• _REQUIREMENT_: Only the number is wanted: how many lines contain "secure"?

• _Stored records_:
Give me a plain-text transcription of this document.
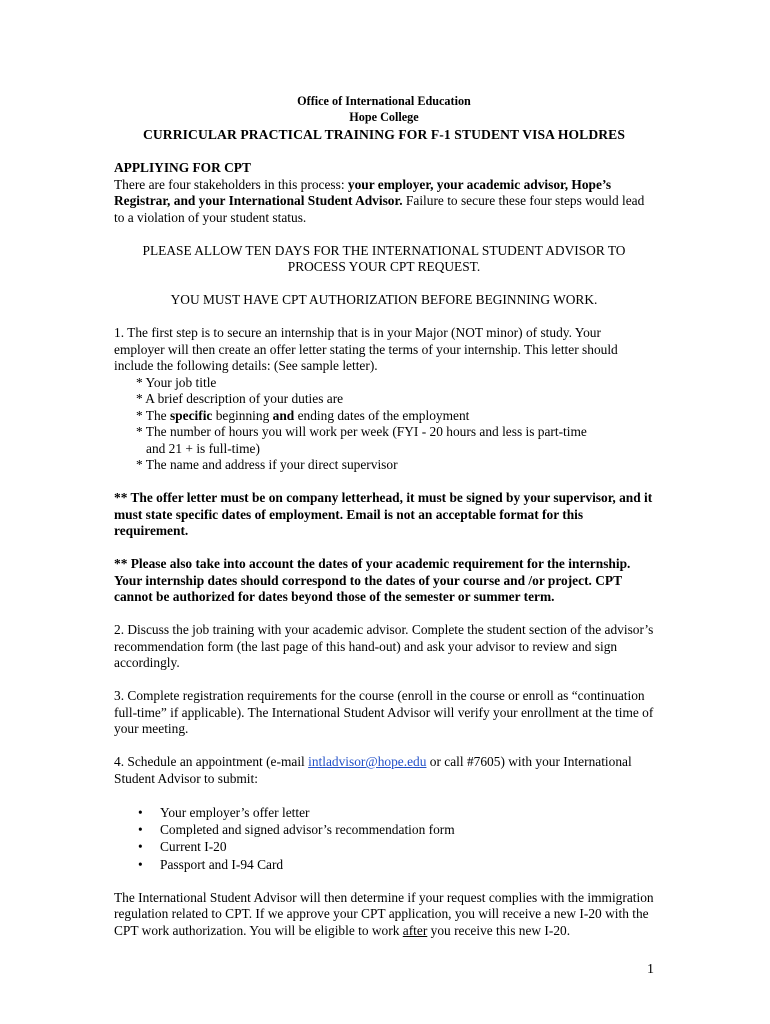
Office of International Education
Hope College
CURRICULAR PRACTICAL TRAINING FOR F-1 STUDENT VISA HOLDRES
APPLIYING FOR CPT

There are four stakeholders in this process: your employer, your academic advisor, Hope’s Registrar, and your International Student Advisor. Failure to secure these four steps would lead to a violation of your student status.

PLEASE ALLOW TEN DAYS FOR THE INTERNATIONAL STUDENT ADVISOR TO PROCESS YOUR CPT REQUEST.

YOU MUST HAVE CPT AUTHORIZATION BEFORE BEGINNING WORK.

1. The first step is to secure an internship that is in your Major (NOT minor) of study. Your employer will then create an offer letter stating the terms of your internship. This letter should include the following details: (See sample letter).

* Your job title
* A brief description of your duties are
* The specific beginning and ending dates of the employment
* The number of hours you will work per week (FYI - 20 hours and less is part-time
and 21 + is full-time)
* The name and address if your direct supervisor

** The offer letter must be on company letterhead, it must be signed by your supervisor, and it must state specific dates of employment. Email is not an acceptable format for this requirement.

** Please also take into account the dates of your academic requirement for the internship. Your internship dates should correspond to the dates of your course and /or project. CPT cannot be authorized for dates beyond those of the semester or summer term.

2. Discuss the job training with your academic advisor. Complete the student section of the advisor’s recommendation form (the last page of this hand-out) and ask your advisor to review and sign accordingly.

3. Complete registration requirements for the course (enroll in the course or enroll as “continuation full-time” if applicable). The International Student Advisor will verify your enrollment at the time of your meeting.

4. Schedule an appointment (e-mail intladvisor@hope.edu or call #7605) with your International Student Advisor to submit:

• Your employer’s offer letter
• Completed and signed advisor’s recommendation form
• Current I-20
• Passport and I-94 Card

The International Student Advisor will then determine if your request complies with the immigration regulation related to CPT. If we approve your CPT application, you will receive a new I-20 with the CPT work authorization. You will be eligible to work after you receive this new I-20.

1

• _TASK ANSWER_: 2